* Objective *
Render the lines of the data, from the first line through the line containing "text: 2 585: [21, 107, 203, 133]", inclusive, as a JSON list of strings with one string per line and blank lines omitted.

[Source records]
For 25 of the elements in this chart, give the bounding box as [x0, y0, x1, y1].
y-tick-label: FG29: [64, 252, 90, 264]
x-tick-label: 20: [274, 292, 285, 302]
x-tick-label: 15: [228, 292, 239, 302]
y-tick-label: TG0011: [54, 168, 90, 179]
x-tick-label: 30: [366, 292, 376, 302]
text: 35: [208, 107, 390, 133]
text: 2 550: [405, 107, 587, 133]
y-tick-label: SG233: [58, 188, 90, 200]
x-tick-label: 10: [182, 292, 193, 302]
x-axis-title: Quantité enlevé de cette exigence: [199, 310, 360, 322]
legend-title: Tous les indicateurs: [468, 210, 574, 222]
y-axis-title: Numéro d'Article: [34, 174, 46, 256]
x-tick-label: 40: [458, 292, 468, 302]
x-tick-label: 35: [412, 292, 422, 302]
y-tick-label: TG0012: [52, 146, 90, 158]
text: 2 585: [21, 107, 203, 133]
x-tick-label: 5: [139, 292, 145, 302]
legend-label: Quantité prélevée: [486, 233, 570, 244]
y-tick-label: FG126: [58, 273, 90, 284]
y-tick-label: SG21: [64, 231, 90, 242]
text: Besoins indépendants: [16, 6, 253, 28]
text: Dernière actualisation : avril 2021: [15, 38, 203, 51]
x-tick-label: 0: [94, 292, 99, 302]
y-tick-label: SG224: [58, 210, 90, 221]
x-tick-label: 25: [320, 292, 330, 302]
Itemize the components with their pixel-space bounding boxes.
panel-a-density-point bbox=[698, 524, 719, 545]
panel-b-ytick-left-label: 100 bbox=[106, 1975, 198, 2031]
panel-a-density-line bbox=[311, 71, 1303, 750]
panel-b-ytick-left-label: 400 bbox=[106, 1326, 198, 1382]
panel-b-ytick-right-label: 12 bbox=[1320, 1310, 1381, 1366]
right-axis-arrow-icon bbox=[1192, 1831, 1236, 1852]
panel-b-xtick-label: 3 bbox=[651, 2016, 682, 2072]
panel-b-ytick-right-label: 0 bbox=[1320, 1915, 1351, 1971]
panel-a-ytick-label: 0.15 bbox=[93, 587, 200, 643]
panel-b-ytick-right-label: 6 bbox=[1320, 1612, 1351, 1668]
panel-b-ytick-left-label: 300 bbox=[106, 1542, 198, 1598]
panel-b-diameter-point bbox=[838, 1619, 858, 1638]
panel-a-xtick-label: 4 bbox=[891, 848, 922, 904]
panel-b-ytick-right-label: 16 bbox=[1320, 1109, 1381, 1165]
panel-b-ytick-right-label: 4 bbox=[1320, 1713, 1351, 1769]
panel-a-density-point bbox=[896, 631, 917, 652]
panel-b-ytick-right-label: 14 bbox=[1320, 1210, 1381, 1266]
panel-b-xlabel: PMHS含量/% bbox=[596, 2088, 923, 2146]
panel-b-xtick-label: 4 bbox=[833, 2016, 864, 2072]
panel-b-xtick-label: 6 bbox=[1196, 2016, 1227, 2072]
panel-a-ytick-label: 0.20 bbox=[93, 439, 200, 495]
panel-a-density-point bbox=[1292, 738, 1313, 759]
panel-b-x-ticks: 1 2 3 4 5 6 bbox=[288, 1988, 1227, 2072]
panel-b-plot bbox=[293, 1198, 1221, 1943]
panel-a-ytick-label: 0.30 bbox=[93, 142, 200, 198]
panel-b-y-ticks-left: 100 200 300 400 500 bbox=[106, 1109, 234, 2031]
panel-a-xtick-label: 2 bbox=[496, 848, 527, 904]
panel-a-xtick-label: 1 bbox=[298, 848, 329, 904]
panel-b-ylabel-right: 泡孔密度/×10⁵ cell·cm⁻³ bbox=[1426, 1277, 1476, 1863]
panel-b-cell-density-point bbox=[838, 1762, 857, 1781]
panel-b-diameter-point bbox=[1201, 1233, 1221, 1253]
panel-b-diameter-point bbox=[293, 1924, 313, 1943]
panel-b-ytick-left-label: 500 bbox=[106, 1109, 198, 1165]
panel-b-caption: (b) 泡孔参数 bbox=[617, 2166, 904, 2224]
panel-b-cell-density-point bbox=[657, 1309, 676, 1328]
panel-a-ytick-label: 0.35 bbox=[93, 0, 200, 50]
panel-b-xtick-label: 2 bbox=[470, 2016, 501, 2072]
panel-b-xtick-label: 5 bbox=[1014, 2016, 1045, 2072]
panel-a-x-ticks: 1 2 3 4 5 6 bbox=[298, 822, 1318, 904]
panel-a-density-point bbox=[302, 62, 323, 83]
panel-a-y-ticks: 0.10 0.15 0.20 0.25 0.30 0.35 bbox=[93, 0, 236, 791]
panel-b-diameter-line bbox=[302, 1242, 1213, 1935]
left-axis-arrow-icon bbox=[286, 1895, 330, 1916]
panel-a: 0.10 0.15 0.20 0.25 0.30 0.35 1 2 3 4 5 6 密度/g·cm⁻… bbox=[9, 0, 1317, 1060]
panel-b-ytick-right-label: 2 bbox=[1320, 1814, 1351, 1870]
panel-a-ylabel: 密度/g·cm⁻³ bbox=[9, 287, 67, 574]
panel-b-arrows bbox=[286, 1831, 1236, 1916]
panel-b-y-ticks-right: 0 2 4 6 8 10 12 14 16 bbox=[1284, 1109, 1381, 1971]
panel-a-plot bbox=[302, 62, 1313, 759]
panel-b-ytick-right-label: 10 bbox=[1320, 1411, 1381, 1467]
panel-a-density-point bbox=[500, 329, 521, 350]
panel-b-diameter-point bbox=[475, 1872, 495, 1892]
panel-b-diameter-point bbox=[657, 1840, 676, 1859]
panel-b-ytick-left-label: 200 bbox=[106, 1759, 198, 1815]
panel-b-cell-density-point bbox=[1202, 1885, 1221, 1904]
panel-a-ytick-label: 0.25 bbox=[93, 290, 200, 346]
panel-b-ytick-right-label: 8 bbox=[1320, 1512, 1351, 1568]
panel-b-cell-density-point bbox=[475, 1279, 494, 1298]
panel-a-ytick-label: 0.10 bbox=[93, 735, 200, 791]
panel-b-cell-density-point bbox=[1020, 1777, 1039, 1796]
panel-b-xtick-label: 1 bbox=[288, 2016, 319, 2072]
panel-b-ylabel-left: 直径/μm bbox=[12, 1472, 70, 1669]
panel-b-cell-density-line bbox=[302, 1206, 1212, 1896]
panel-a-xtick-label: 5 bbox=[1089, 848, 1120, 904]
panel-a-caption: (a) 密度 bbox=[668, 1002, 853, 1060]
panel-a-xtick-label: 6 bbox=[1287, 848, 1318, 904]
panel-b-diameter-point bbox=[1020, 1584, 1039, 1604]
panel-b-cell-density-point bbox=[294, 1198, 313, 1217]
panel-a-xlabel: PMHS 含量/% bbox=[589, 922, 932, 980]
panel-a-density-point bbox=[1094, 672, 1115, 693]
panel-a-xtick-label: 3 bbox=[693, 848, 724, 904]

* Answer to this problem *
[
  "For 25 of the elements in this chart, give the bounding box as [x0, y0, x1, y1].",
  "y-tick-label: FG29: [64, 252, 90, 264]",
  "x-tick-label: 20: [274, 292, 285, 302]",
  "x-tick-label: 15: [228, 292, 239, 302]",
  "y-tick-label: TG0011: [54, 168, 90, 179]",
  "x-tick-label: 30: [366, 292, 376, 302]",
  "text: 35: [208, 107, 390, 133]",
  "text: 2 550: [405, 107, 587, 133]",
  "y-tick-label: SG233: [58, 188, 90, 200]",
  "x-tick-label: 10: [182, 292, 193, 302]",
  "x-axis-title: Quantité enlevé de cette exigence: [199, 310, 360, 322]",
  "legend-title: Tous les indicateurs: [468, 210, 574, 222]",
  "y-axis-title: Numéro d'Article: [34, 174, 46, 256]",
  "x-tick-label: 40: [458, 292, 468, 302]",
  "x-tick-label: 35: [412, 292, 422, 302]",
  "y-tick-label: TG0012: [52, 146, 90, 158]",
  "text: 2 585: [21, 107, 203, 133]"
]